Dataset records
╔══
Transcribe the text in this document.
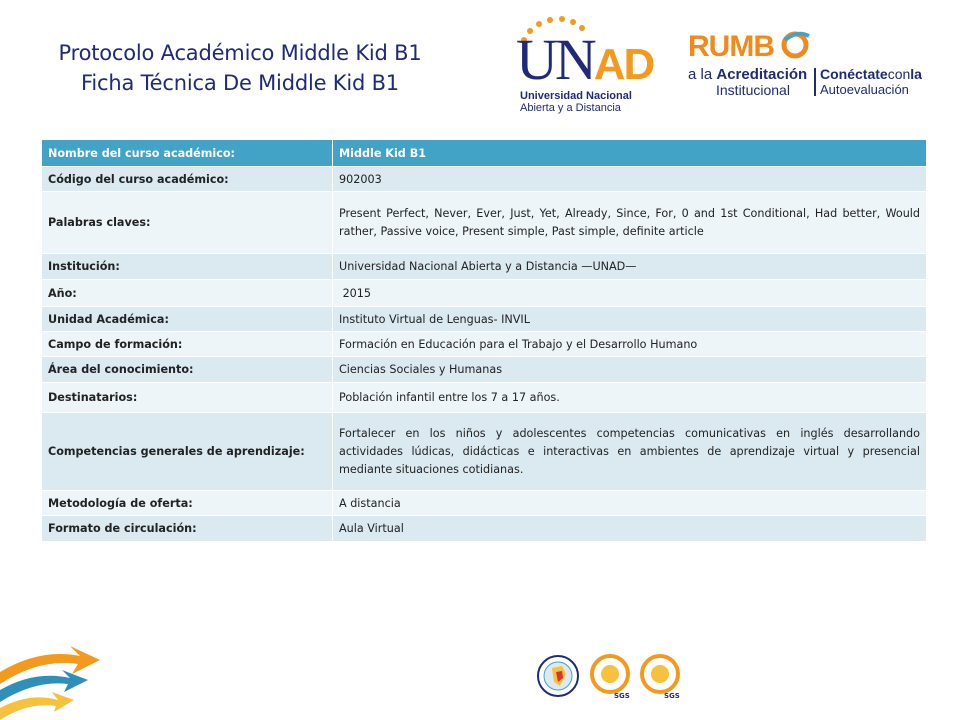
Protocolo Académico Middle Kid B1
Ficha Técnica De Middle Kid B1	UNAD
Universidad Nacional
Abierta y a Distancia
RUMB
a la Acreditación
Institucional
Conéctateconla
Autoevaluación
Nombre del curso académico:	Middle Kid B1
Código del curso académico:	902003
Palabras claves:	Present Perfect, Never, Ever, Just, Yet, Already, Since, For, 0 and 1st Conditional, Had better, Would rather, Passive voice, Present simple, Past simple, definite article
Institución:	Universidad Nacional Abierta y a Distancia —UNAD—
Año:	2015
Unidad Académica:	Instituto Virtual de Lenguas- INVIL
Campo de formación:	Formación en Educación para el Trabajo y el Desarrollo Humano
Área del conocimiento:	Ciencias Sociales y Humanas
Destinatarios:	Población infantil entre los 7 a 17 años.
Competencias generales de aprendizaje:	Fortalecer en los niños y adolescentes competencias comunicativas en inglés desarrollando actividades lúdicas, didácticas e interactivas en ambientes de aprendizaje virtual y presencial mediante situaciones cotidianas.
Metodología de oferta:	A distancia
Formato de circulación:	Aula Virtual
SGS	SGS
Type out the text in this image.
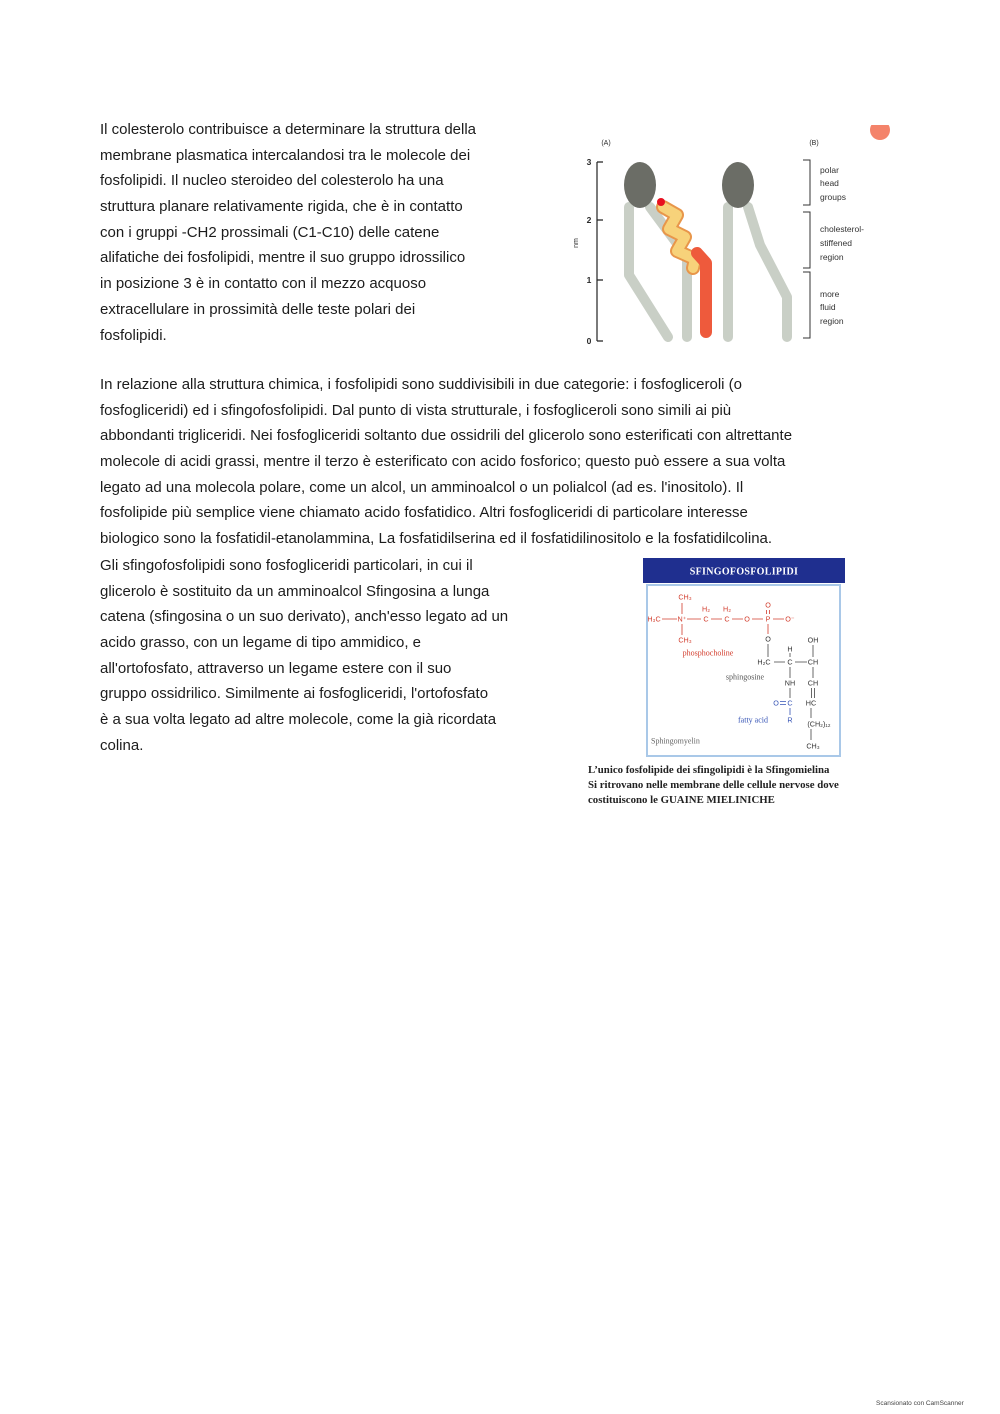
Il colesterolo contribuisce a determinare la struttura della
membrane plasmatica intercalandosi tra le molecole dei
fosfolipidi. Il nucleo steroideo del colesterolo ha una
struttura planare relativamente rigida, che è in contatto
con i gruppi -CH2 prossimali (C1-C10) delle catene
alifatiche dei fosfolipidi, mentre il suo gruppo idrossilico
in posizione 3 è in contatto con il mezzo acquoso
extracellulare in prossimità delle teste polari dei
fosfolipidi.
(A)	(B)
3
2
1
0
nm
polar
head
groups
cholesterol-
stiffened
region
more
fluid
region
In relazione alla struttura chimica, i fosfolipidi sono suddivisibili in due categorie: i fosfogliceroli (o
fosfogliceridi) ed i sfingofosfolipidi. Dal punto di vista strutturale, i fosfogliceroli sono simili ai più
abbondanti trigliceridi. Nei fosfogliceridi soltanto due ossidrili del glicerolo sono esterificati con altrettante
molecole di acidi grassi, mentre il terzo è esterificato con acido fosforico; questo può essere a sua volta
legato ad una molecola polare, come un alcol, un amminoalcol o un polialcol (ad es. l'inositolo). Il
fosfolipide più semplice viene chiamato acido fosfatidico. Altri fosfogliceridi di particolare interesse
biologico sono la fosfatidil-etanolammina, La fosfatidilserina ed il fosfatidilinositolo e la fosfatidilcolina.
Gli sfingofosfolipidi sono fosfogliceridi particolari, in cui il
glicerolo è sostituito da un amminoalcol Sfingosina a lunga
catena (sfingosina o un suo derivato), anch'esso legato ad un
acido grasso, con un legame di tipo ammidico, e
all'ortofosfato, attraverso un legame estere con il suo
gruppo ossidrilico. Similmente ai fosfogliceridi, l'ortofosfato
è a sua volta legato ad altre molecole, come la già ricordata
colina.
SFINGOFOSFOLIPIDI
CH₃
H₂ H₂	O
H₃C N⁺ C C O P O⁻
CH₃	O	OH
H
H₂C C CH
NH CH
O C HC
R (CH₂)₁₂
CH₃
phosphocholine
sphingosine
fatty acid
Sphingomyelin
L’unico fosfolipide dei sfingolipidi è la Sfingomielina
Si ritrovano nelle membrane delle cellule nervose dove
costituiscono le GUAINE MIELINICHE
Scansionato con CamScanner
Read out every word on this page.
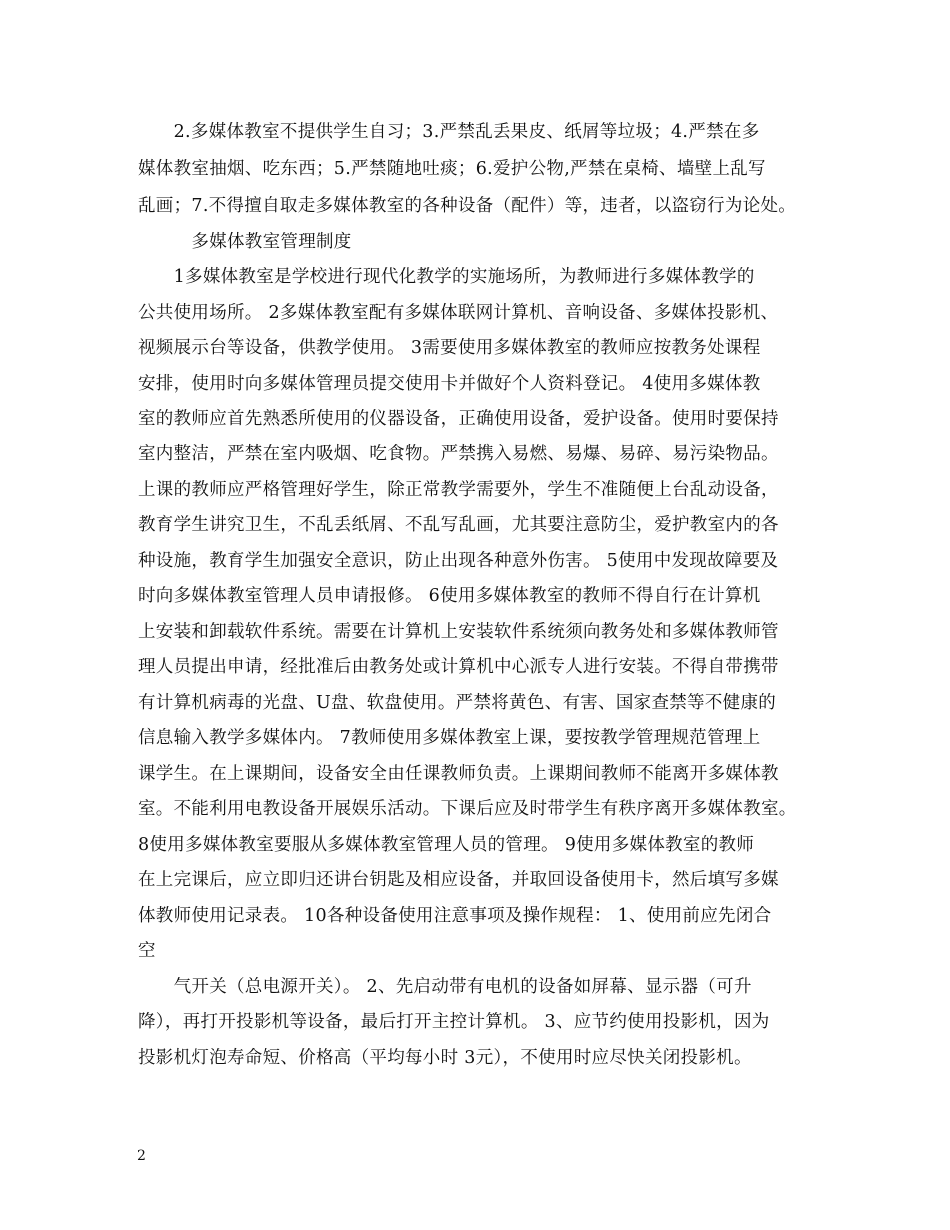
　　2.多媒体教室不提供学生自习；3.严禁乱丢果皮、纸屑等垃圾；4.严禁在多
媒体教室抽烟、吃东西；5.严禁随地吐痰；6.爱护公物,严禁在桌椅、墙壁上乱写
乱画；7.不得擅自取走多媒体教室的各种设备（配件）等，违者，以盗窃行为论处。
　　　多媒体教室管理制度
　　1多媒体教室是学校进行现代化教学的实施场所，为教师进行多媒体教学的
公共使用场所。 2多媒体教室配有多媒体联网计算机、音响设备、多媒体投影机、
视频展示台等设备，供教学使用。 3需要使用多媒体教室的教师应按教务处课程
安排，使用时向多媒体管理员提交使用卡并做好个人资料登记。 4使用多媒体教
室的教师应首先熟悉所使用的仪器设备，正确使用设备，爱护设备。使用时要保持
室内整洁，严禁在室内吸烟、吃食物。严禁携入易燃、易爆、易碎、易污染物品。
上课的教师应严格管理好学生，除正常教学需要外，学生不准随便上台乱动设备，
教育学生讲究卫生，不乱丢纸屑、不乱写乱画，尤其要注意防尘，爱护教室内的各
种设施，教育学生加强安全意识，防止出现各种意外伤害。 5使用中发现故障要及
时向多媒体教室管理人员申请报修。 6使用多媒体教室的教师不得自行在计算机
上安装和卸载软件系统。需要在计算机上安装软件系统须向教务处和多媒体教师管
理人员提出申请，经批准后由教务处或计算机中心派专人进行安装。不得自带携带
有计算机病毒的光盘、U盘、软盘使用。严禁将黄色、有害、国家查禁等不健康的
信息输入教学多媒体内。 7教师使用多媒体教室上课，要按教学管理规范管理上
课学生。在上课期间，设备安全由任课教师负责。上课期间教师不能离开多媒体教
室。不能利用电教设备开展娱乐活动。下课后应及时带学生有秩序离开多媒体教室。
8使用多媒体教室要服从多媒体教室管理人员的管理。 9使用多媒体教室的教师
在上完课后，应立即归还讲台钥匙及相应设备，并取回设备使用卡，然后填写多媒
体教师使用记录表。 10各种设备使用注意事项及操作规程： 1、使用前应先闭合
空
　　气开关（总电源开关）。 2、先启动带有电机的设备如屏幕、显示器（可升
降），再打开投影机等设备，最后打开主控计算机。 3、应节约使用投影机，因为
投影机灯泡寿命短、价格高（平均每小时 3元），不使用时应尽快关闭投影机。
2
╚══
Only the number is wanted: how many lines in the preceding entries hold the string "Abierta"?

Reply -> 2